§ AIM OF THE EXERCISE: The line containing "What data populates" marks the start; extract exactly from it through the last line of the entries, and omit any pictures.

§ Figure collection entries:
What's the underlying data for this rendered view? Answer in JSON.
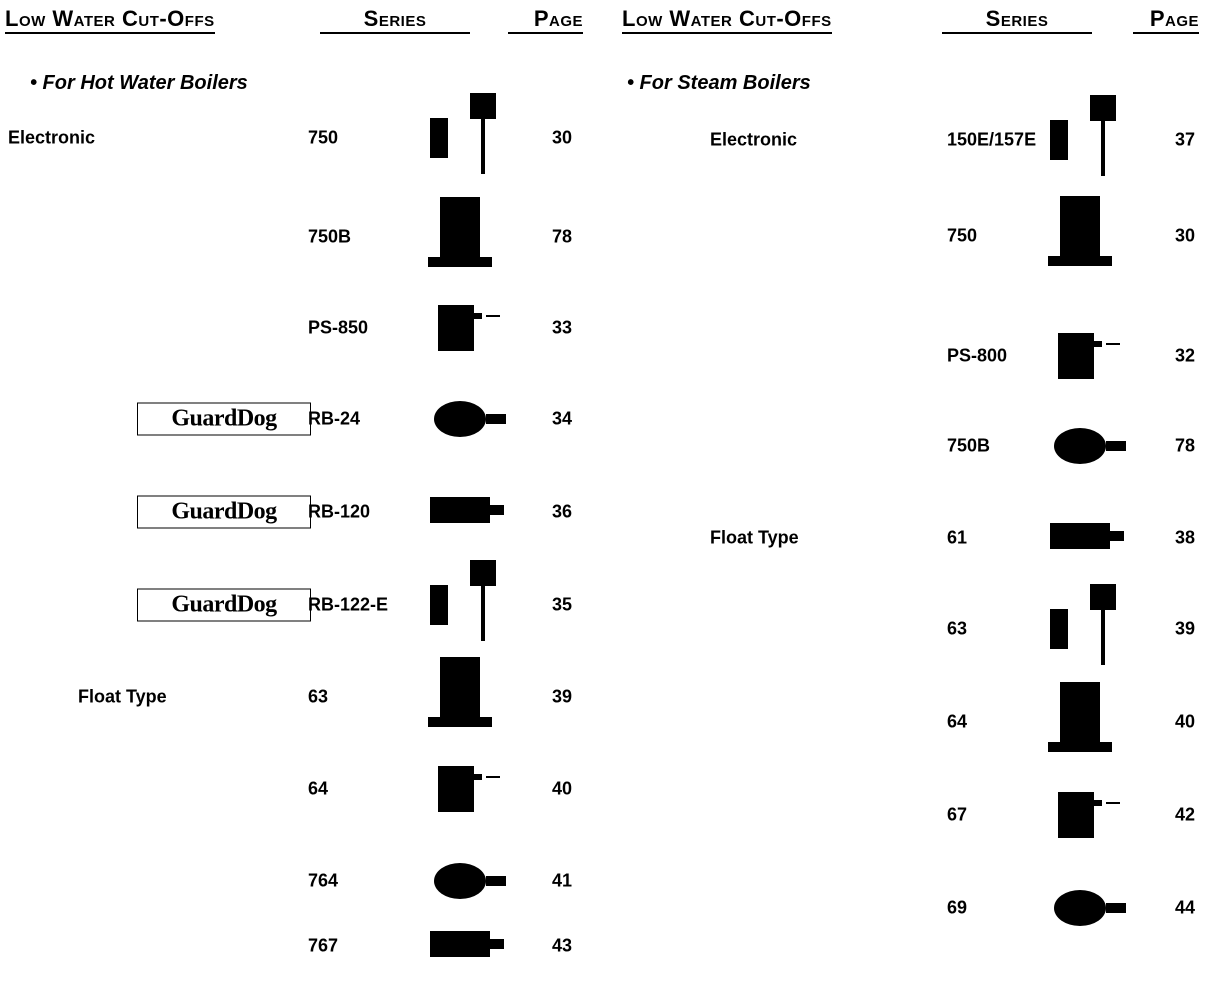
{
  "columns": [
    {
      "header": {
        "title": "Low Water Cut-Offs",
        "series": "Series",
        "page": "Page"
      },
      "subtitle": "• For Hot Water Boilers",
      "groups": [
        {
          "label": "Electronic",
          "items": [
            {
              "series": "750",
              "page": "30"
            },
            {
              "series": "750B",
              "page": "78"
            },
            {
              "series": "PS-850",
              "page": "33"
            },
            {
              "logo": "GuardDog",
              "series": "RB-24",
              "page": "34"
            },
            {
              "logo": "GuardDog",
              "series": "RB-120",
              "page": "36"
            },
            {
              "logo": "GuardDog",
              "series": "RB-122-E",
              "page": "35"
            }
          ]
        },
        {
          "label": "Float Type",
          "items": [
            {
              "series": "63",
              "page": "39"
            },
            {
              "series": "64",
              "page": "40"
            },
            {
              "series": "764",
              "page": "41"
            },
            {
              "series": "767",
              "page": "43"
            }
          ]
        }
      ]
    },
    {
      "header": {
        "title": "Low Water Cut-Offs",
        "series": "Series",
        "page": "Page"
      },
      "subtitle": "• For Steam Boilers",
      "groups": [
        {
          "label": "Electronic",
          "items": [
            {
              "series": "150E/157E",
              "page": "37"
            },
            {
              "series": "750",
              "page": "30"
            },
            {
              "series": "PS-800",
              "page": "32"
            },
            {
              "series": "750B",
              "page": "78"
            }
          ]
        },
        {
          "label": "Float Type",
          "items": [
            {
              "series": "61",
              "page": "38"
            },
            {
              "series": "63",
              "page": "39"
            },
            {
              "series": "64",
              "page": "40"
            },
            {
              "series": "67",
              "page": "42"
            },
            {
              "series": "69",
              "page": "44"
            }
          ]
        }
      ]
    }
  ]
}
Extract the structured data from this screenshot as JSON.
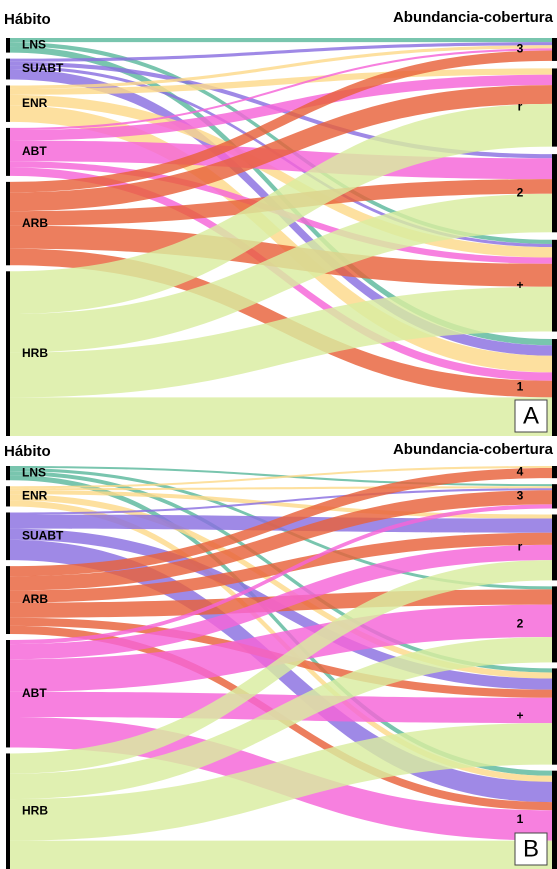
{
  "chart_data": [
    {
      "type": "alluvial",
      "left_title": "Hábito",
      "right_title": "Abundancia-cobertura",
      "panel": "A",
      "categories": [
        "3",
        "r",
        "2",
        "+",
        "1"
      ],
      "series": [
        {
          "name": "LNS",
          "color": "#5bb89c",
          "values": [
            4,
            0,
            0,
            4,
            6
          ]
        },
        {
          "name": "SUABT",
          "color": "#8a6fe0",
          "values": [
            3,
            0,
            4,
            3,
            10
          ]
        },
        {
          "name": "ENR",
          "color": "#fdd98a",
          "values": [
            3,
            6,
            0,
            10,
            16
          ]
        },
        {
          "name": "ABT",
          "color": "#f564d8",
          "values": [
            2,
            10,
            20,
            6,
            8
          ]
        },
        {
          "name": "ARB",
          "color": "#e8623a",
          "values": [
            10,
            18,
            14,
            22,
            16
          ]
        },
        {
          "name": "HRB",
          "color": "#d9eda0",
          "values": [
            0,
            41,
            37,
            43,
            37
          ]
        }
      ]
    },
    {
      "type": "alluvial",
      "left_title": "Hábito",
      "right_title": "Abundancia-cobertura",
      "panel": "B",
      "categories": [
        "4",
        "3",
        "r",
        "2",
        "+",
        "1"
      ],
      "series": [
        {
          "name": "LNS",
          "color": "#5bb89c",
          "values": [
            0,
            2,
            0,
            3,
            4,
            5
          ]
        },
        {
          "name": "ENR",
          "color": "#fdd98a",
          "values": [
            2,
            2,
            4,
            0,
            6,
            6
          ]
        },
        {
          "name": "SUABT",
          "color": "#8a6fe0",
          "values": [
            0,
            2,
            14,
            0,
            11,
            20
          ]
        },
        {
          "name": "ARB",
          "color": "#e8623a",
          "values": [
            10,
            14,
            12,
            15,
            8,
            8
          ]
        },
        {
          "name": "ABT",
          "color": "#f564d8",
          "values": [
            0,
            4,
            15,
            32,
            25,
            30
          ]
        },
        {
          "name": "HRB",
          "color": "#d9eda0",
          "values": [
            0,
            0,
            20,
            25,
            41,
            28
          ]
        }
      ]
    }
  ]
}
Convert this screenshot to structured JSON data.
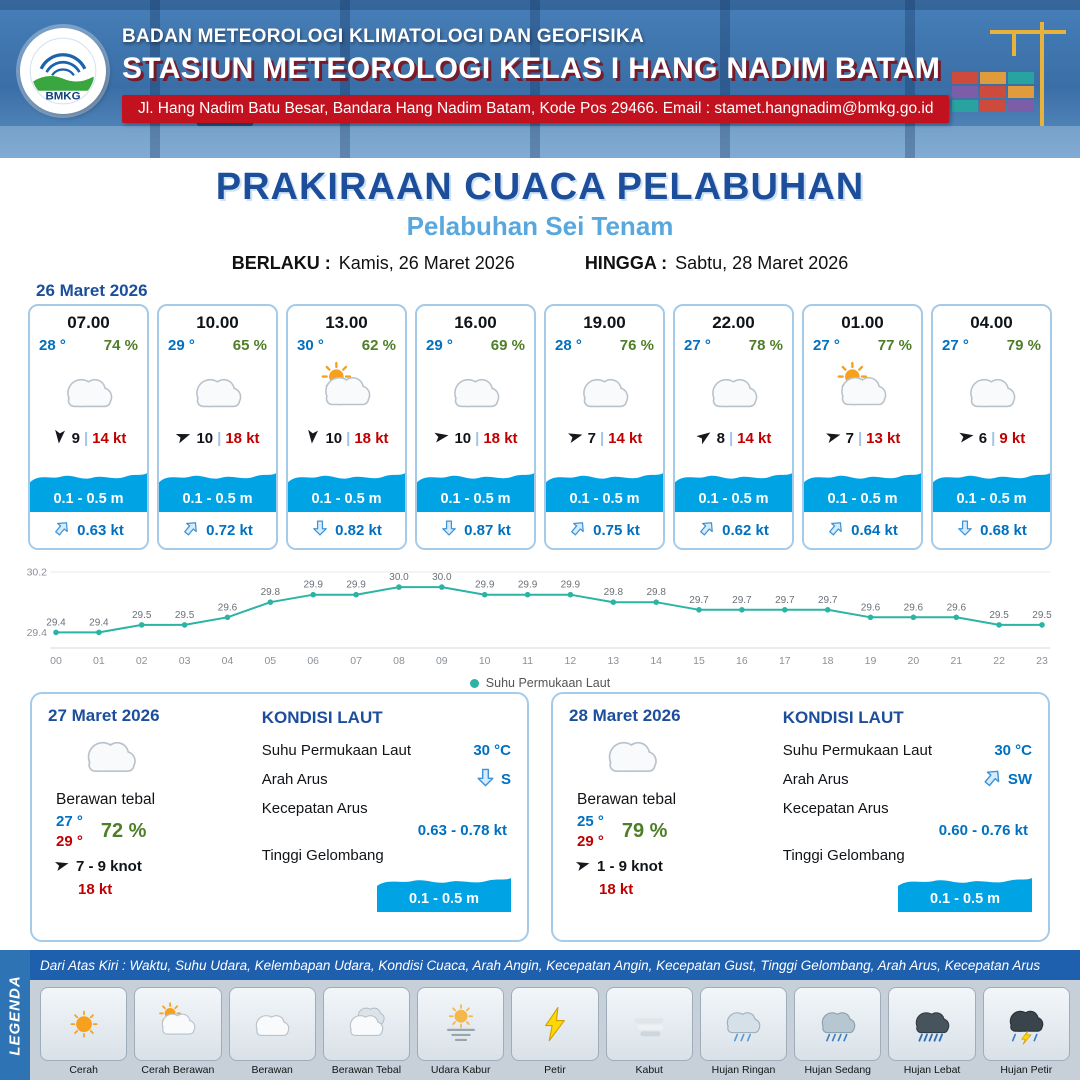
{
  "header": {
    "logo_text": "BMKG",
    "agency": "BADAN METEOROLOGI KLIMATOLOGI DAN GEOFISIKA",
    "station": "STASIUN METEOROLOGI KELAS I HANG NADIM BATAM",
    "address": "Jl. Hang Nadim Batu Besar, Bandara Hang Nadim Batam, Kode Pos 29466. Email : stamet.hangnadim@bmkg.go.id"
  },
  "title": {
    "main": "PRAKIRAAN CUACA PELABUHAN",
    "subtitle": "Pelabuhan Sei Tenam",
    "berlaku_label": "BERLAKU :",
    "berlaku_value": "Kamis, 26 Maret 2026",
    "hingga_label": "HINGGA :",
    "hingga_value": "Sabtu, 28 Maret 2026"
  },
  "forecast_date": "26 Maret 2026",
  "forecast_cards": [
    {
      "time": "07.00",
      "temp": "28 °",
      "humidity": "74 %",
      "icon": "cloud",
      "wind_deg": 185,
      "wind_speed": "9",
      "gust": "14 kt",
      "wave": "0.1 - 0.5 m",
      "current": "0.63 kt",
      "current_deg": 40
    },
    {
      "time": "10.00",
      "temp": "29 °",
      "humidity": "65 %",
      "icon": "cloud",
      "wind_deg": 70,
      "wind_speed": "10",
      "gust": "18 kt",
      "wave": "0.1 - 0.5 m",
      "current": "0.72 kt",
      "current_deg": 40
    },
    {
      "time": "13.00",
      "temp": "30 °",
      "humidity": "62 %",
      "icon": "sun-cloud",
      "wind_deg": 185,
      "wind_speed": "10",
      "gust": "18 kt",
      "wave": "0.1 - 0.5 m",
      "current": "0.82 kt",
      "current_deg": 180
    },
    {
      "time": "16.00",
      "temp": "29 °",
      "humidity": "69 %",
      "icon": "cloud",
      "wind_deg": 80,
      "wind_speed": "10",
      "gust": "18 kt",
      "wave": "0.1 - 0.5 m",
      "current": "0.87 kt",
      "current_deg": 180
    },
    {
      "time": "19.00",
      "temp": "28 °",
      "humidity": "76 %",
      "icon": "cloud",
      "wind_deg": 75,
      "wind_speed": "7",
      "gust": "14 kt",
      "wave": "0.1 - 0.5 m",
      "current": "0.75 kt",
      "current_deg": 40
    },
    {
      "time": "22.00",
      "temp": "27 °",
      "humidity": "78 %",
      "icon": "cloud",
      "wind_deg": 55,
      "wind_speed": "8",
      "gust": "14 kt",
      "wave": "0.1 - 0.5 m",
      "current": "0.62 kt",
      "current_deg": 40
    },
    {
      "time": "01.00",
      "temp": "27 °",
      "humidity": "77 %",
      "icon": "sun-cloud",
      "wind_deg": 75,
      "wind_speed": "7",
      "gust": "13 kt",
      "wave": "0.1 - 0.5 m",
      "current": "0.64 kt",
      "current_deg": 40
    },
    {
      "time": "04.00",
      "temp": "27 °",
      "humidity": "79 %",
      "icon": "cloud",
      "wind_deg": 80,
      "wind_speed": "6",
      "gust": "9 kt",
      "wave": "0.1 - 0.5 m",
      "current": "0.68 kt",
      "current_deg": 180
    }
  ],
  "chart_data": {
    "type": "line",
    "legend": "Suhu Permukaan Laut",
    "x": [
      "00",
      "01",
      "02",
      "03",
      "04",
      "05",
      "06",
      "07",
      "08",
      "09",
      "10",
      "11",
      "12",
      "13",
      "14",
      "15",
      "16",
      "17",
      "18",
      "19",
      "20",
      "21",
      "22",
      "23"
    ],
    "values": [
      29.4,
      29.4,
      29.5,
      29.5,
      29.6,
      29.8,
      29.9,
      29.9,
      30.0,
      30.0,
      29.9,
      29.9,
      29.9,
      29.8,
      29.8,
      29.7,
      29.7,
      29.7,
      29.7,
      29.6,
      29.6,
      29.6,
      29.5,
      29.5
    ],
    "ylim": [
      29.3,
      30.2
    ],
    "yticks": [
      29.4,
      30.2
    ],
    "color": "#2bb3a3",
    "legend_position": "bottom",
    "grid": "minimal"
  },
  "day_cards": [
    {
      "date": "27 Maret 2026",
      "icon": "cloud",
      "condition": "Berawan tebal",
      "temp_min": "27 °",
      "temp_max": "29 °",
      "humidity": "72 %",
      "wind_deg": 75,
      "wind_range": "7 - 9 knot",
      "gust": "18 kt",
      "sea": {
        "title": "KONDISI LAUT",
        "sst_label": "Suhu Permukaan Laut",
        "sst": "30 °C",
        "dir_label": "Arah Arus",
        "dir": "S",
        "dir_deg": 180,
        "speed_label": "Kecepatan Arus",
        "speed": "0.63 - 0.78 kt",
        "wave_label": "Tinggi Gelombang",
        "wave": "0.1 - 0.5 m"
      }
    },
    {
      "date": "28 Maret 2026",
      "icon": "cloud",
      "condition": "Berawan tebal",
      "temp_min": "25 °",
      "temp_max": "29 °",
      "humidity": "79 %",
      "wind_deg": 75,
      "wind_range": "1 - 9 knot",
      "gust": "18 kt",
      "sea": {
        "title": "KONDISI LAUT",
        "sst_label": "Suhu Permukaan Laut",
        "sst": "30 °C",
        "dir_label": "Arah Arus",
        "dir": "SW",
        "dir_deg": 40,
        "speed_label": "Kecepatan Arus",
        "speed": "0.60 - 0.76 kt",
        "wave_label": "Tinggi Gelombang",
        "wave": "0.1 - 0.5 m"
      }
    }
  ],
  "legend": {
    "vertical_label": "LEGENDA",
    "note": "Dari Atas Kiri : Waktu, Suhu Udara, Kelembapan Udara, Kondisi Cuaca, Arah Angin, Kecepatan Angin, Kecepatan Gust, Tinggi Gelombang, Arah Arus, Kecepatan Arus",
    "items": [
      {
        "label": "Cerah",
        "icon": "sun"
      },
      {
        "label": "Cerah Berawan",
        "icon": "sun-cloud"
      },
      {
        "label": "Berawan",
        "icon": "cloud"
      },
      {
        "label": "Berawan Tebal",
        "icon": "clouds"
      },
      {
        "label": "Udara Kabur",
        "icon": "haze"
      },
      {
        "label": "Petir",
        "icon": "lightning"
      },
      {
        "label": "Kabut",
        "icon": "fog"
      },
      {
        "label": "Hujan Ringan",
        "icon": "rain-light"
      },
      {
        "label": "Hujan Sedang",
        "icon": "rain-medium"
      },
      {
        "label": "Hujan Lebat",
        "icon": "rain-heavy"
      },
      {
        "label": "Hujan Petir",
        "icon": "storm"
      }
    ]
  },
  "colors": {
    "primary_blue": "#1c4e9c",
    "subtitle_blue": "#58a7dd",
    "temp_blue": "#0070c0",
    "humidity_green": "#4e7e28",
    "gust_red": "#c00000",
    "wave_blue": "#00a3e4",
    "sst_line_teal": "#2bb3a3",
    "header_red": "#c2121f",
    "legend_bar_blue": "#1e5fae"
  }
}
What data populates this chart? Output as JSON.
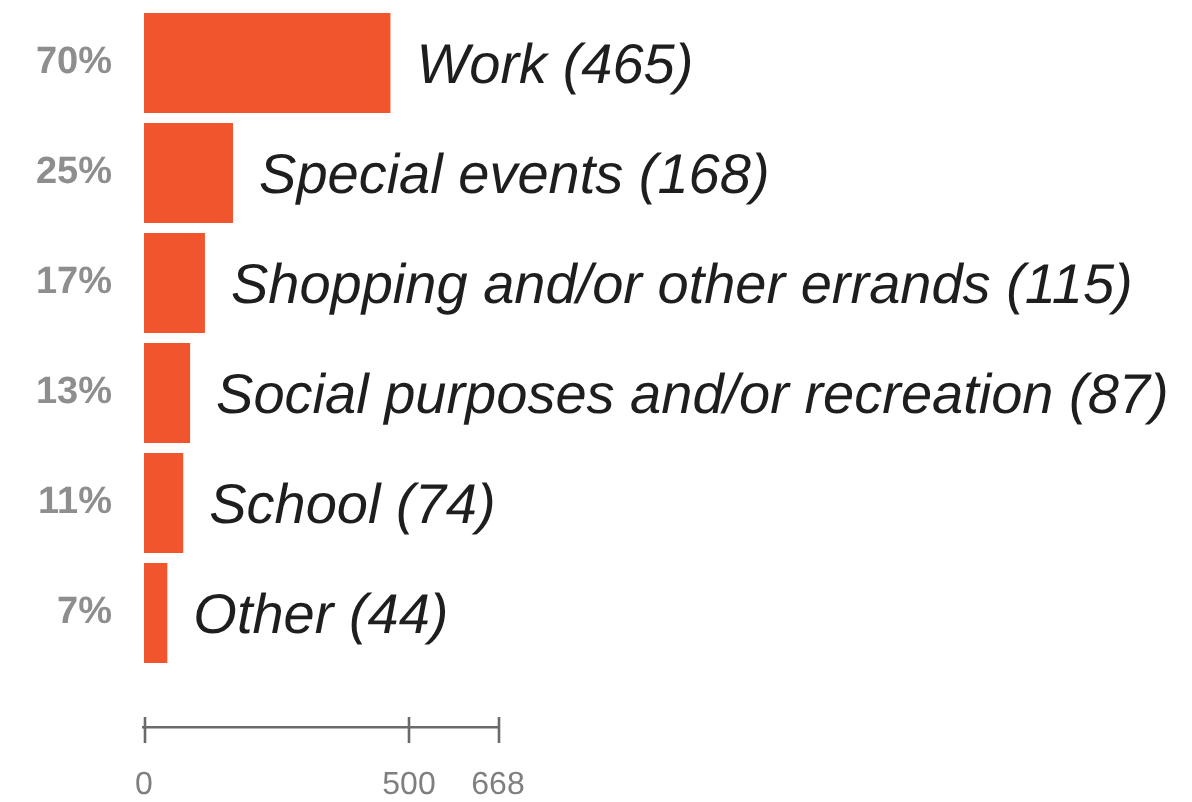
{
  "chart_data": {
    "type": "bar",
    "orientation": "horizontal",
    "categories": [
      "70%",
      "25%",
      "17%",
      "13%",
      "11%",
      "7%"
    ],
    "values": [
      465,
      168,
      115,
      87,
      74,
      44
    ],
    "color": "#f0552d",
    "value_labels": [
      "Work (465)",
      "Special events (168)",
      "Shopping and/or other errands (115)",
      "Social purposes and/or recreation (87)",
      "School (74)",
      "Other (44)"
    ],
    "xlim": [
      0,
      668
    ],
    "xticks": [
      0,
      500,
      668
    ],
    "grid": false,
    "legend": false
  }
}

§ THE RESULT:
What data populates this chart? Output as JSON.
{
  "chart_data": {
    "type": "bar",
    "orientation": "horizontal",
    "categories": [
      "70%",
      "25%",
      "17%",
      "13%",
      "11%",
      "7%"
    ],
    "values": [
      465,
      168,
      115,
      87,
      74,
      44
    ],
    "color": "#f0552d",
    "value_labels": [
      "Work (465)",
      "Special events (168)",
      "Shopping and/or other errands (115)",
      "Social purposes and/or recreation (87)",
      "School (74)",
      "Other (44)"
    ],
    "xlim": [
      0,
      668
    ],
    "xticks": [
      0,
      500,
      668
    ],
    "grid": false,
    "legend": false
  }
}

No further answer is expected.